### Material for this exercise
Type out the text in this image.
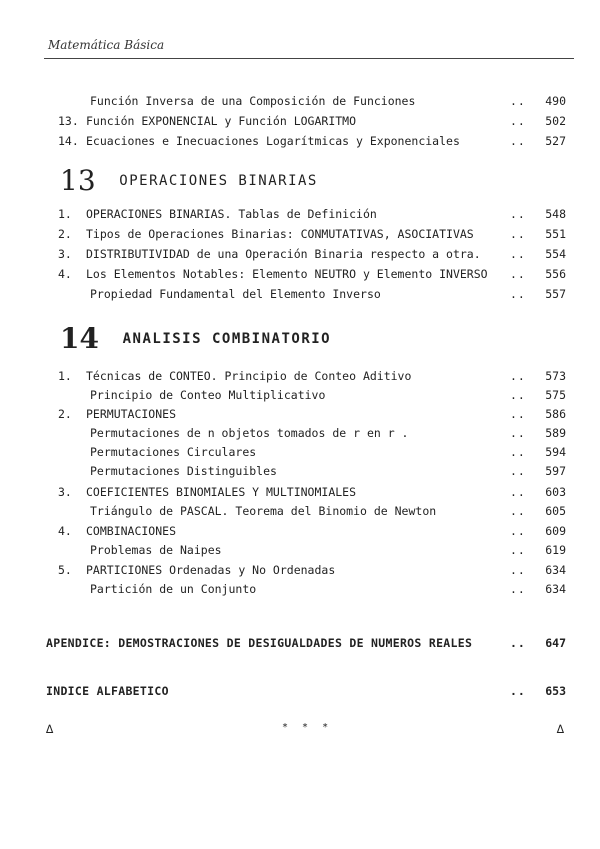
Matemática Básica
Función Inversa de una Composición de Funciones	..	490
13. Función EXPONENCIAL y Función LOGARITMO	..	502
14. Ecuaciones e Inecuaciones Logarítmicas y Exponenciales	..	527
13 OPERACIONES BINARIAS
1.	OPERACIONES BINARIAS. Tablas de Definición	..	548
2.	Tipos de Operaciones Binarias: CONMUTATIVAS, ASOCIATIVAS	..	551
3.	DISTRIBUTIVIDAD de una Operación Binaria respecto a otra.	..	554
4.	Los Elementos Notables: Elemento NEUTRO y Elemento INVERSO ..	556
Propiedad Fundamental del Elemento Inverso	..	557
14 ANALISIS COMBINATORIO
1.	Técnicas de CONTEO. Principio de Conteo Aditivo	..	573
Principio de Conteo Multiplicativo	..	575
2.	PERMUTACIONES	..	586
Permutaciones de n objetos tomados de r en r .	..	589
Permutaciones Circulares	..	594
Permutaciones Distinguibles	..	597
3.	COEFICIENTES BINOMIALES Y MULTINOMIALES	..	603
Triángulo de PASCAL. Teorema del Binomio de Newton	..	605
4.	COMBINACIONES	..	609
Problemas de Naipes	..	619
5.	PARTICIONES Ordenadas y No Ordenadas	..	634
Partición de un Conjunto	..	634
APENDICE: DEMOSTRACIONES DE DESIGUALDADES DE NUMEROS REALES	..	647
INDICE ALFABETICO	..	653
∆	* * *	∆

### Task prompt
What comes back should match the records exactly, minus any pictures.

### The response
Type out the text in this image.
Matemática Básica
Función Inversa de una Composición de Funciones	..	490
13. Función EXPONENCIAL y Función LOGARITMO	..	502
14. Ecuaciones e Inecuaciones Logarítmicas y Exponenciales	..	527
13 OPERACIONES BINARIAS
1.	OPERACIONES BINARIAS. Tablas de Definición	..	548
2.	Tipos de Operaciones Binarias: CONMUTATIVAS, ASOCIATIVAS	..	551
3.	DISTRIBUTIVIDAD de una Operación Binaria respecto a otra.	..	554
4.	Los Elementos Notables: Elemento NEUTRO y Elemento INVERSO ..	556
Propiedad Fundamental del Elemento Inverso	..	557
14 ANALISIS COMBINATORIO
1.	Técnicas de CONTEO. Principio de Conteo Aditivo	..	573
Principio de Conteo Multiplicativo	..	575
2.	PERMUTACIONES	..	586
Permutaciones de n objetos tomados de r en r .	..	589
Permutaciones Circulares	..	594
Permutaciones Distinguibles	..	597
3.	COEFICIENTES BINOMIALES Y MULTINOMIALES	..	603
Triángulo de PASCAL. Teorema del Binomio de Newton	..	605
4.	COMBINACIONES	..	609
Problemas de Naipes	..	619
5.	PARTICIONES Ordenadas y No Ordenadas	..	634
Partición de un Conjunto	..	634
APENDICE: DEMOSTRACIONES DE DESIGUALDADES DE NUMEROS REALES	..	647
INDICE ALFABETICO	..	653
∆	* * *	∆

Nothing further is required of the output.